_Problem to solve_
The answer should be a single number: how many lines of the entries below hold the word "bound".

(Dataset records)
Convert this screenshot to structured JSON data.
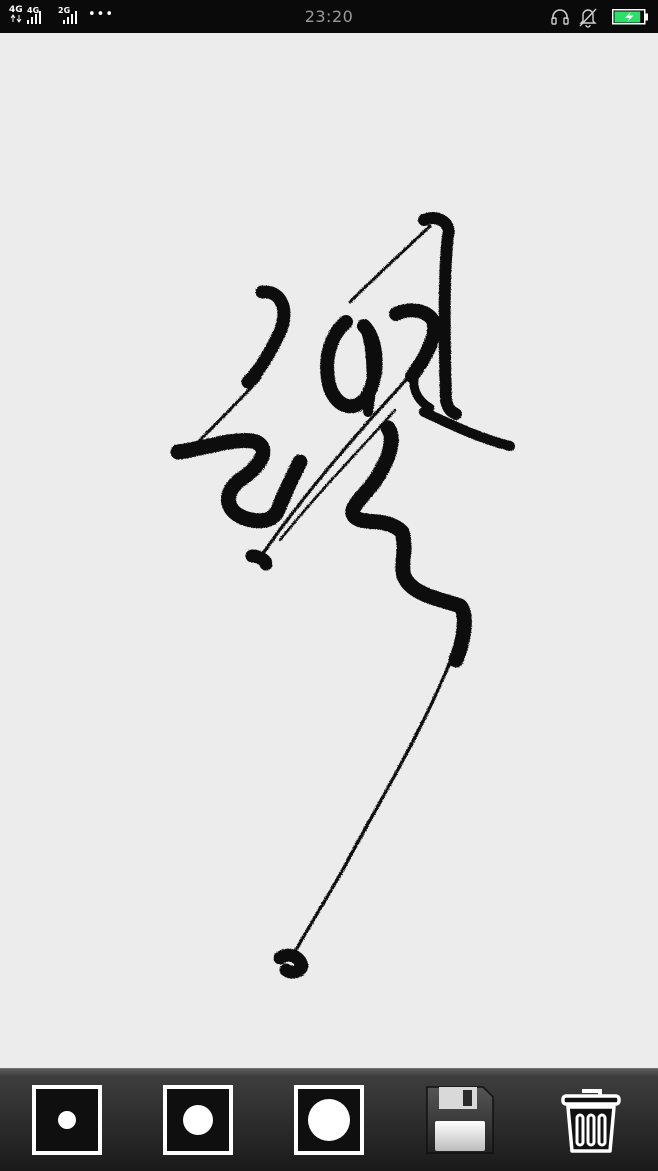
{
  "status_bar": {
    "network_1": "4G",
    "network_2": "4G",
    "network_3": "2G",
    "more": "•••",
    "time": "23:20",
    "icons": [
      "headset-icon",
      "mute-bell-icon",
      "battery-charging-icon"
    ],
    "battery_level": 0.9,
    "battery_color": "#2ee06a"
  },
  "canvas": {
    "background": "#ececec",
    "ink_color": "#111111"
  },
  "toolbar": {
    "tools": [
      {
        "name": "brush-small-button",
        "icon": "small-dot-icon"
      },
      {
        "name": "brush-medium-button",
        "icon": "medium-dot-icon"
      },
      {
        "name": "brush-large-button",
        "icon": "large-dot-icon"
      },
      {
        "name": "save-button",
        "icon": "floppy-disk-icon"
      },
      {
        "name": "clear-button",
        "icon": "trash-icon"
      }
    ]
  }
}
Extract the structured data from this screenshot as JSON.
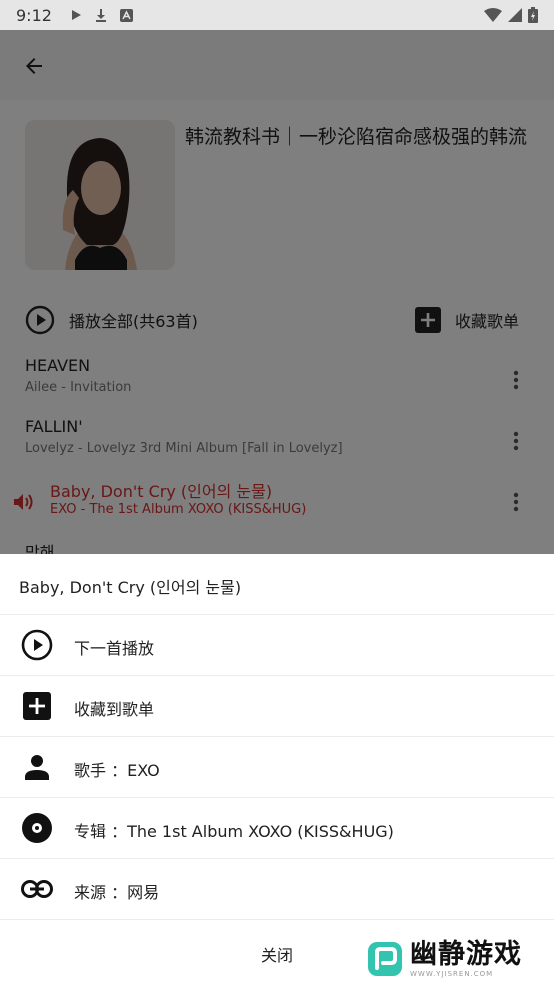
{
  "status_bar": {
    "time": "9:12"
  },
  "playlist": {
    "title": "韩流教科书｜一秒沦陷宿命感极强的韩流",
    "play_all_label": "播放全部(共63首)",
    "collect_label": "收藏歌单"
  },
  "songs": [
    {
      "title": "HEAVEN",
      "sub": "Ailee - Invitation"
    },
    {
      "title": "FALLIN'",
      "sub": "Lovelyz - Lovelyz 3rd Mini Album [Fall in Lovelyz]"
    },
    {
      "title": "Baby, Don't Cry (인어의 눈물)",
      "sub": "EXO - The 1st Album XOXO (KISS&HUG)"
    },
    {
      "title": "막해",
      "sub": ""
    }
  ],
  "sheet": {
    "title": "Baby, Don't Cry (인어의 눈물)",
    "items": [
      {
        "icon": "play-circle-icon",
        "label": "下一首播放"
      },
      {
        "icon": "add-box-icon",
        "label": "收藏到歌单"
      },
      {
        "icon": "person-icon",
        "label": "歌手 ：EXO"
      },
      {
        "icon": "album-icon",
        "label": "专辑 ：The 1st Album XOXO (KISS&HUG)"
      },
      {
        "icon": "link-icon",
        "label": "来源 ：网易"
      }
    ],
    "close_label": "关闭"
  },
  "watermark": {
    "main": "幽静游戏",
    "sub": "WWW.YJISREN.COM"
  },
  "colors": {
    "accent_playing": "#d32f2f",
    "scrim": "rgba(0,0,0,0.5)",
    "watermark_logo": "#33c4b0"
  }
}
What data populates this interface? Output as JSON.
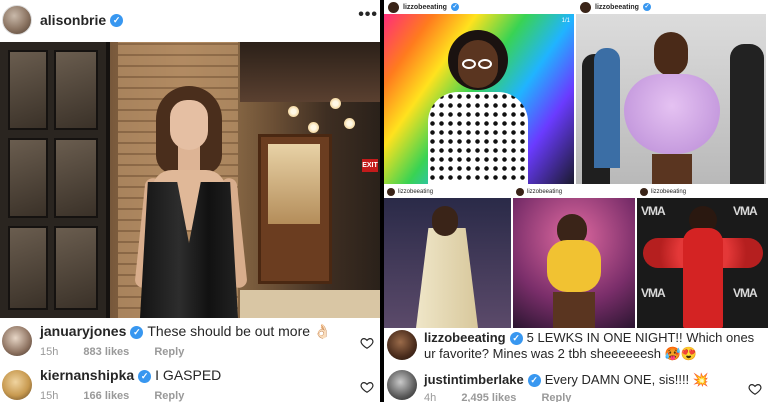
{
  "left_post": {
    "username": "alisonbrie",
    "verified_badge": "✓",
    "more_glyph": "•••",
    "photo": {
      "exit_sign": "EXIT"
    },
    "comments": [
      {
        "user": "januaryjones",
        "text": "These should be out more 👌🏻",
        "time": "15h",
        "likes": "883 likes",
        "reply": "Reply"
      },
      {
        "user": "kiernanshipka",
        "text": "I GASPED",
        "time": "15h",
        "likes": "166 likes",
        "reply": "Reply"
      }
    ]
  },
  "right_post": {
    "top_cells": [
      {
        "user": "lizzobeeating",
        "page_indicator": "1/1"
      },
      {
        "user": "lizzobeeating"
      }
    ],
    "bottom_cells": [
      {
        "user": "lizzobeeating"
      },
      {
        "user": "lizzobeeating"
      },
      {
        "user": "lizzobeeating",
        "stage_text": "VMA"
      }
    ],
    "comments": [
      {
        "user": "lizzobeeating",
        "text": "5 LEWKS IN ONE NIGHT!! Which ones ur favorite? Mines was 2 tbh sheeeeeesh 🥵😍"
      },
      {
        "user": "justintimberlake",
        "text": "Every DAMN ONE, sis!!!! 💥",
        "time": "4h",
        "likes": "2,495 likes",
        "reply": "Reply"
      }
    ]
  },
  "colors": {
    "verified": "#3897f0",
    "meta_gray": "#999999",
    "text": "#262626"
  },
  "icons": [
    "verified-badge-icon",
    "more-options-icon",
    "heart-icon"
  ]
}
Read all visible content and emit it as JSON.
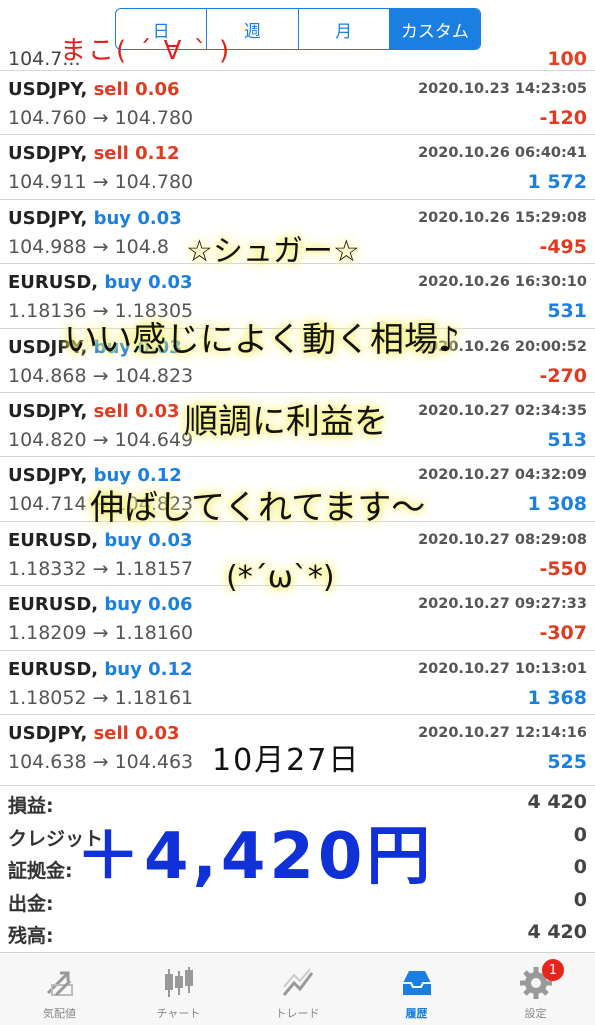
{
  "periods": [
    "日",
    "週",
    "月",
    "カスタム"
  ],
  "active_period": "カスタム",
  "partial_row": {
    "left": "104.7...",
    "right": "100"
  },
  "trades": [
    {
      "symbol": "USDJPY,",
      "side": "sell",
      "volume": "0.06",
      "time": "2020.10.23 14:23:05",
      "prices": "104.760 → 104.780",
      "profit": "-120"
    },
    {
      "symbol": "USDJPY,",
      "side": "sell",
      "volume": "0.12",
      "time": "2020.10.26 06:40:41",
      "prices": "104.911 → 104.780",
      "profit": "1 572"
    },
    {
      "symbol": "USDJPY,",
      "side": "buy",
      "volume": "0.03",
      "time": "2020.10.26 15:29:08",
      "prices": "104.988 → 104.8",
      "profit": "-495"
    },
    {
      "symbol": "EURUSD,",
      "side": "buy",
      "volume": "0.03",
      "time": "2020.10.26 16:30:10",
      "prices": "1.18136 → 1.18305",
      "profit": "531"
    },
    {
      "symbol": "USDJPY,",
      "side": "buy",
      "volume": "0.03",
      "time": "2020.10.26 20:00:52",
      "prices": "104.868 → 104.823",
      "profit": "-270"
    },
    {
      "symbol": "USDJPY,",
      "side": "sell",
      "volume": "0.03",
      "time": "2020.10.27 02:34:35",
      "prices": "104.820 → 104.649",
      "profit": "513"
    },
    {
      "symbol": "USDJPY,",
      "side": "buy",
      "volume": "0.12",
      "time": "2020.10.27 04:32:09",
      "prices": "104.714 → 104.823",
      "profit": "1 308"
    },
    {
      "symbol": "EURUSD,",
      "side": "buy",
      "volume": "0.03",
      "time": "2020.10.27 08:29:08",
      "prices": "1.18332 → 1.18157",
      "profit": "-550"
    },
    {
      "symbol": "EURUSD,",
      "side": "buy",
      "volume": "0.06",
      "time": "2020.10.27 09:27:33",
      "prices": "1.18209 → 1.18160",
      "profit": "-307"
    },
    {
      "symbol": "EURUSD,",
      "side": "buy",
      "volume": "0.12",
      "time": "2020.10.27 10:13:01",
      "prices": "1.18052 → 1.18161",
      "profit": "1 368"
    },
    {
      "symbol": "USDJPY,",
      "side": "sell",
      "volume": "0.03",
      "time": "2020.10.27 12:14:16",
      "prices": "104.638 → 104.463",
      "profit": "525"
    }
  ],
  "summary": [
    {
      "label": "損益:",
      "value": "4 420"
    },
    {
      "label": "クレジット:",
      "value": "0"
    },
    {
      "label": "証拠金:",
      "value": "0"
    },
    {
      "label": "出金:",
      "value": "0"
    },
    {
      "label": "残高:",
      "value": "4 420"
    }
  ],
  "tabs": [
    {
      "label": "気配値",
      "icon": "quotes-icon"
    },
    {
      "label": "チャート",
      "icon": "chart-icon"
    },
    {
      "label": "トレード",
      "icon": "trade-icon"
    },
    {
      "label": "履歴",
      "icon": "history-icon"
    },
    {
      "label": "設定",
      "icon": "settings-icon"
    }
  ],
  "active_tab": "履歴",
  "settings_badge": "1",
  "overlay": {
    "signature": "まこ( ´ ∀ ` )",
    "line1": "☆シュガー☆",
    "line2": "いい感じによく動く相場♪",
    "line3": "順調に利益を",
    "line4": "伸ばしてくれてます〜",
    "line5": "(*´ω`*)",
    "date": "10月27日",
    "total": "＋4,420円"
  },
  "colors": {
    "accent": "#1a7fe0",
    "loss": "#e23a1f",
    "highlight": "#f6f07a",
    "total_ink": "#1030d8"
  }
}
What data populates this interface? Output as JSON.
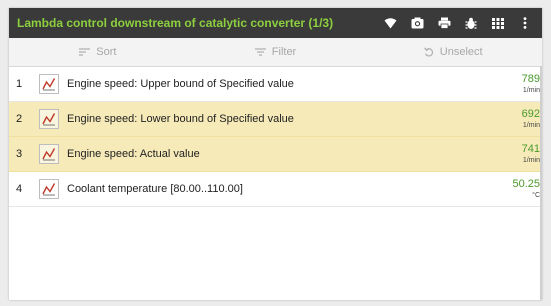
{
  "window": {
    "title": "Lambda control downstream of catalytic converter (1/3)"
  },
  "titlebar_icons": [
    "wifi-icon",
    "camera-icon",
    "print-icon",
    "bug-icon",
    "grid-icon",
    "more-vert-icon"
  ],
  "toolbar": {
    "sort_label": "Sort",
    "filter_label": "Filter",
    "unselect_label": "Unselect"
  },
  "rows": [
    {
      "index": "1",
      "label": "Engine speed: Upper bound of Specified value",
      "value": "789",
      "unit": "1/min",
      "highlighted": false
    },
    {
      "index": "2",
      "label": "Engine speed: Lower bound of Specified value",
      "value": "692",
      "unit": "1/min",
      "highlighted": true
    },
    {
      "index": "3",
      "label": "Engine speed: Actual value",
      "value": "741",
      "unit": "1/min",
      "highlighted": true
    },
    {
      "index": "4",
      "label": "Coolant temperature [80.00..110.00]",
      "value": "50.25",
      "unit": "°C",
      "highlighted": false
    }
  ],
  "colors": {
    "title_text": "#8ccf3f",
    "titlebar_bg": "#3a3a3a",
    "highlight_row": "#f6eab8",
    "value_text": "#4a9a2a"
  }
}
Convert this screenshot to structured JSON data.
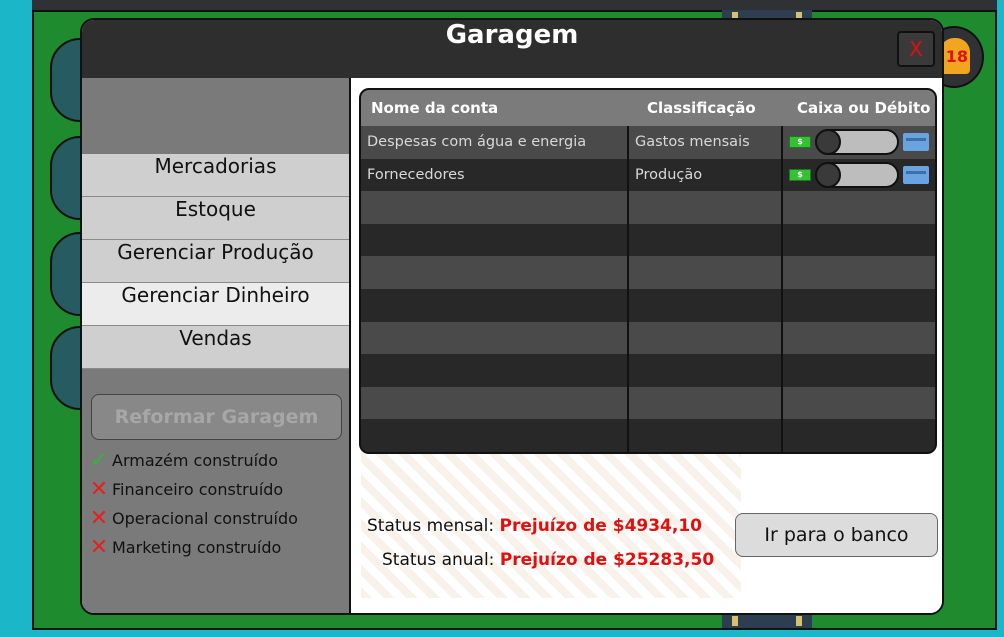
{
  "modal": {
    "title": "Garagem",
    "close_label": "X"
  },
  "notification": {
    "count": "18"
  },
  "sidebar": {
    "menu": [
      {
        "label": "Mercadorias",
        "active": false
      },
      {
        "label": "Estoque",
        "active": false
      },
      {
        "label": "Gerenciar Produção",
        "active": false
      },
      {
        "label": "Gerenciar Dinheiro",
        "active": true
      },
      {
        "label": "Vendas",
        "active": false
      }
    ],
    "reform_button": "Reformar Garagem",
    "checklist": [
      {
        "label": "Armazém construído",
        "done": true
      },
      {
        "label": "Financeiro construído",
        "done": false
      },
      {
        "label": "Operacional construído",
        "done": false
      },
      {
        "label": "Marketing construído",
        "done": false
      }
    ]
  },
  "accounts_table": {
    "headers": [
      "Nome da conta",
      "Classificação",
      "Caixa ou Débito"
    ],
    "rows": [
      {
        "name": "Despesas com água e energia",
        "classification": "Gastos mensais",
        "toggle": true
      },
      {
        "name": "Fornecedores",
        "classification": "Produção",
        "toggle": true
      },
      {
        "name": "",
        "classification": "",
        "toggle": false
      },
      {
        "name": "",
        "classification": "",
        "toggle": false
      },
      {
        "name": "",
        "classification": "",
        "toggle": false
      },
      {
        "name": "",
        "classification": "",
        "toggle": false
      },
      {
        "name": "",
        "classification": "",
        "toggle": false
      },
      {
        "name": "",
        "classification": "",
        "toggle": false
      },
      {
        "name": "",
        "classification": "",
        "toggle": false
      },
      {
        "name": "",
        "classification": "",
        "toggle": false
      }
    ],
    "money_icon": "$",
    "icons": [
      "cash-icon",
      "credit-card-icon"
    ]
  },
  "status": {
    "monthly_label": "Status mensal:",
    "monthly_value": "Prejuízo de $4934,10",
    "annual_label": "Status anual:",
    "annual_value": "Prejuízo de $25283,50"
  },
  "bank_button": "Ir para o banco",
  "colors": {
    "accent_red": "#e01010",
    "ok_green": "#36b536",
    "game_green": "#1e8c2e",
    "background_cyan": "#1bb6c8"
  }
}
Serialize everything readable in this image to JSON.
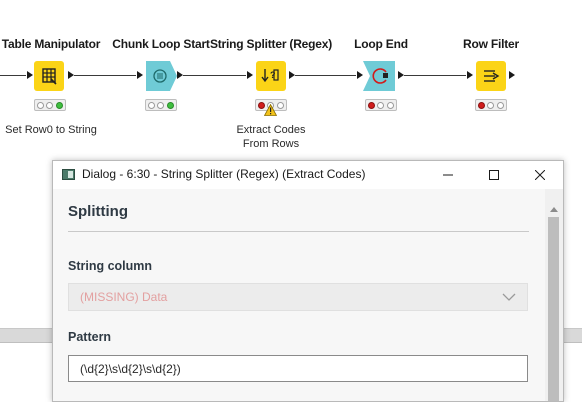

_Written solution_
2